GIVEN REQUEST: All of the records below need to be copied exactly.

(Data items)
(begin)
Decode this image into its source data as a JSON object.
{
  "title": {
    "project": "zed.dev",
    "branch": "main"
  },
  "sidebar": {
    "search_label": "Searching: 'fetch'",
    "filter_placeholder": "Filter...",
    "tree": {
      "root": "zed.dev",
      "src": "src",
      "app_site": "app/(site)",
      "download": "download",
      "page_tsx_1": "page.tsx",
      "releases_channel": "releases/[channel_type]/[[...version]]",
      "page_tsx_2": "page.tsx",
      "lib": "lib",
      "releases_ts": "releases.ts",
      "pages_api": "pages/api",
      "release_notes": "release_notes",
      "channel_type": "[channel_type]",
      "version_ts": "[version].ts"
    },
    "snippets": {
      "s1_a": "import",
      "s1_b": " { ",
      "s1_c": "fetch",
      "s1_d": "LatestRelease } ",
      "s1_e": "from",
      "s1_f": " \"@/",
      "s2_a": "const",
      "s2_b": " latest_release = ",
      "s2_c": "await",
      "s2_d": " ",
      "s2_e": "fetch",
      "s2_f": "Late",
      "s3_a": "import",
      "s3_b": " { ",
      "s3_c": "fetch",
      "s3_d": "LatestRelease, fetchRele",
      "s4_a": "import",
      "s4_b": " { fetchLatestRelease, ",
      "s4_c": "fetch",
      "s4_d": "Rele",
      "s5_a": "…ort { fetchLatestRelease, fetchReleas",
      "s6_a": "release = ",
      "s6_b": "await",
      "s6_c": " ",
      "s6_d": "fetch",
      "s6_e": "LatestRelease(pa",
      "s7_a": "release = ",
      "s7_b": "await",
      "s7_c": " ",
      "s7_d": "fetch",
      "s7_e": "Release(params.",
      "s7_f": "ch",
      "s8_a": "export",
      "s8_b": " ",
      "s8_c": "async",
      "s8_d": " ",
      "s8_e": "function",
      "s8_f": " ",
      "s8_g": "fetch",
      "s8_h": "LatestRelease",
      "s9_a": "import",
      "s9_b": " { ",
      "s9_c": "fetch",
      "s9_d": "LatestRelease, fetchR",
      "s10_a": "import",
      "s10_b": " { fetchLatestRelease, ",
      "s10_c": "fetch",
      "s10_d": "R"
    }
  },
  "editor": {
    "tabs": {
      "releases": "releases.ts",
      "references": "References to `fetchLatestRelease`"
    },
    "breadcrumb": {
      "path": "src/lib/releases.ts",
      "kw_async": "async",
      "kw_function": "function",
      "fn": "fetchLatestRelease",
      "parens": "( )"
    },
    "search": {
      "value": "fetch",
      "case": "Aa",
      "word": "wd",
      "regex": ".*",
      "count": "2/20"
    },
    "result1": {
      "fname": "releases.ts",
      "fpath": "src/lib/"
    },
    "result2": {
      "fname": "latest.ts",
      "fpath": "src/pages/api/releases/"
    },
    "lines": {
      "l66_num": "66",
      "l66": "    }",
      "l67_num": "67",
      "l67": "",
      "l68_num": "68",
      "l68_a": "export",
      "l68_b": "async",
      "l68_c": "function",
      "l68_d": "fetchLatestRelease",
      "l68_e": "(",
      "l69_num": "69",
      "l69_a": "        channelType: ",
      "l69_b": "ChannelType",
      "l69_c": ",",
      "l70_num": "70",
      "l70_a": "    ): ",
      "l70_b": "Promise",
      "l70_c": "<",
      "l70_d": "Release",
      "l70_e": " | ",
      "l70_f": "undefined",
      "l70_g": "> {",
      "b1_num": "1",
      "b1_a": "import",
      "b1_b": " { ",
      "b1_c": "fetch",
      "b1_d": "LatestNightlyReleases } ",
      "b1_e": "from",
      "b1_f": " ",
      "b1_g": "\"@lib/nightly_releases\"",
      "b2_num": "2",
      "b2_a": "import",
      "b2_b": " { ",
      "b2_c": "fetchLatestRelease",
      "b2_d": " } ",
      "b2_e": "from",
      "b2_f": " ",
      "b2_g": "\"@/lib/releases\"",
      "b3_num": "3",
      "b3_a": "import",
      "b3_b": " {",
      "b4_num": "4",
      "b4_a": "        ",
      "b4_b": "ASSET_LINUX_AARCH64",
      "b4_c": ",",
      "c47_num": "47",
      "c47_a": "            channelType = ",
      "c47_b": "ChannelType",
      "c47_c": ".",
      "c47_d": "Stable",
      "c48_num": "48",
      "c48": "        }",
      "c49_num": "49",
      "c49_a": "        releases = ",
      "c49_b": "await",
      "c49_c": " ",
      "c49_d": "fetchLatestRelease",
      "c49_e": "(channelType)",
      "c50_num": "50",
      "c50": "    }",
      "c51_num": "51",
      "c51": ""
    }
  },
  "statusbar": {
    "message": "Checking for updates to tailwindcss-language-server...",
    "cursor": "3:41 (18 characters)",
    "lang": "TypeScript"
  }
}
(end)
EXERCISE RESULT:
Decode this image into its source data as a JSON object.
{
  "title": {
    "project": "zed.dev",
    "branch": "main"
  },
  "sidebar": {
    "search_label": "Searching: 'fetch'",
    "filter_placeholder": "Filter...",
    "tree": {
      "root": "zed.dev",
      "src": "src",
      "app_site": "app/(site)",
      "download": "download",
      "page_tsx_1": "page.tsx",
      "releases_channel": "releases/[channel_type]/[[...version]]",
      "page_tsx_2": "page.tsx",
      "lib": "lib",
      "releases_ts": "releases.ts",
      "pages_api": "pages/api",
      "release_notes": "release_notes",
      "channel_type": "[channel_type]",
      "version_ts": "[version].ts"
    },
    "snippets": {
      "s1_a": "import",
      "s1_b": " { ",
      "s1_c": "fetch",
      "s1_d": "LatestRelease } ",
      "s1_e": "from",
      "s1_f": " \"@/",
      "s2_a": "const",
      "s2_b": " latest_release = ",
      "s2_c": "await",
      "s2_d": " ",
      "s2_e": "fetch",
      "s2_f": "Late",
      "s3_a": "import",
      "s3_b": " { ",
      "s3_c": "fetch",
      "s3_d": "LatestRelease, fetchRele",
      "s4_a": "import",
      "s4_b": " { fetchLatestRelease, ",
      "s4_c": "fetch",
      "s4_d": "Rele",
      "s5_a": "…ort { fetchLatestRelease, fetchReleas",
      "s6_a": "release = ",
      "s6_b": "await",
      "s6_c": " ",
      "s6_d": "fetch",
      "s6_e": "LatestRelease(pa",
      "s7_a": "release = ",
      "s7_b": "await",
      "s7_c": " ",
      "s7_d": "fetch",
      "s7_e": "Release(params.",
      "s7_f": "ch",
      "s8_a": "export",
      "s8_b": " ",
      "s8_c": "async",
      "s8_d": " ",
      "s8_e": "function",
      "s8_f": " ",
      "s8_g": "fetch",
      "s8_h": "LatestRelease",
      "s9_a": "import",
      "s9_b": " { ",
      "s9_c": "fetch",
      "s9_d": "LatestRelease, fetchR",
      "s10_a": "import",
      "s10_b": " { fetchLatestRelease, ",
      "s10_c": "fetch",
      "s10_d": "R"
    }
  },
  "editor": {
    "tabs": {
      "releases": "releases.ts",
      "references": "References to `fetchLatestRelease`"
    },
    "breadcrumb": {
      "path": "src/lib/releases.ts",
      "kw_async": "async",
      "kw_function": "function",
      "fn": "fetchLatestRelease",
      "parens": "( )"
    },
    "search": {
      "value": "fetch",
      "case": "Aa",
      "word": "wd",
      "regex": ".*",
      "count": "2/20"
    },
    "result1": {
      "fname": "releases.ts",
      "fpath": "src/lib/"
    },
    "result2": {
      "fname": "latest.ts",
      "fpath": "src/pages/api/releases/"
    },
    "lines": {
      "l66_num": "66",
      "l66": "    }",
      "l67_num": "67",
      "l67": "",
      "l68_num": "68",
      "l68_a": "export",
      "l68_b": "async",
      "l68_c": "function",
      "l68_d": "fetchLatestRelease",
      "l68_e": "(",
      "l69_num": "69",
      "l69_a": "        channelType: ",
      "l69_b": "ChannelType",
      "l69_c": ",",
      "l70_num": "70",
      "l70_a": "    ): ",
      "l70_b": "Promise",
      "l70_c": "<",
      "l70_d": "Release",
      "l70_e": " | ",
      "l70_f": "undefined",
      "l70_g": "> {",
      "b1_num": "1",
      "b1_a": "import",
      "b1_b": " { ",
      "b1_c": "fetch",
      "b1_d": "LatestNightlyReleases } ",
      "b1_e": "from",
      "b1_f": " ",
      "b1_g": "\"@lib/nightly_releases\"",
      "b2_num": "2",
      "b2_a": "import",
      "b2_b": " { ",
      "b2_c": "fetchLatestRelease",
      "b2_d": " } ",
      "b2_e": "from",
      "b2_f": " ",
      "b2_g": "\"@/lib/releases\"",
      "b3_num": "3",
      "b3_a": "import",
      "b3_b": " {",
      "b4_num": "4",
      "b4_a": "        ",
      "b4_b": "ASSET_LINUX_AARCH64",
      "b4_c": ",",
      "c47_num": "47",
      "c47_a": "            channelType = ",
      "c47_b": "ChannelType",
      "c47_c": ".",
      "c47_d": "Stable",
      "c48_num": "48",
      "c48": "        }",
      "c49_num": "49",
      "c49_a": "        releases = ",
      "c49_b": "await",
      "c49_c": " ",
      "c49_d": "fetchLatestRelease",
      "c49_e": "(channelType)",
      "c50_num": "50",
      "c50": "    }",
      "c51_num": "51",
      "c51": ""
    }
  },
  "statusbar": {
    "message": "Checking for updates to tailwindcss-language-server...",
    "cursor": "3:41 (18 characters)",
    "lang": "TypeScript"
  }
}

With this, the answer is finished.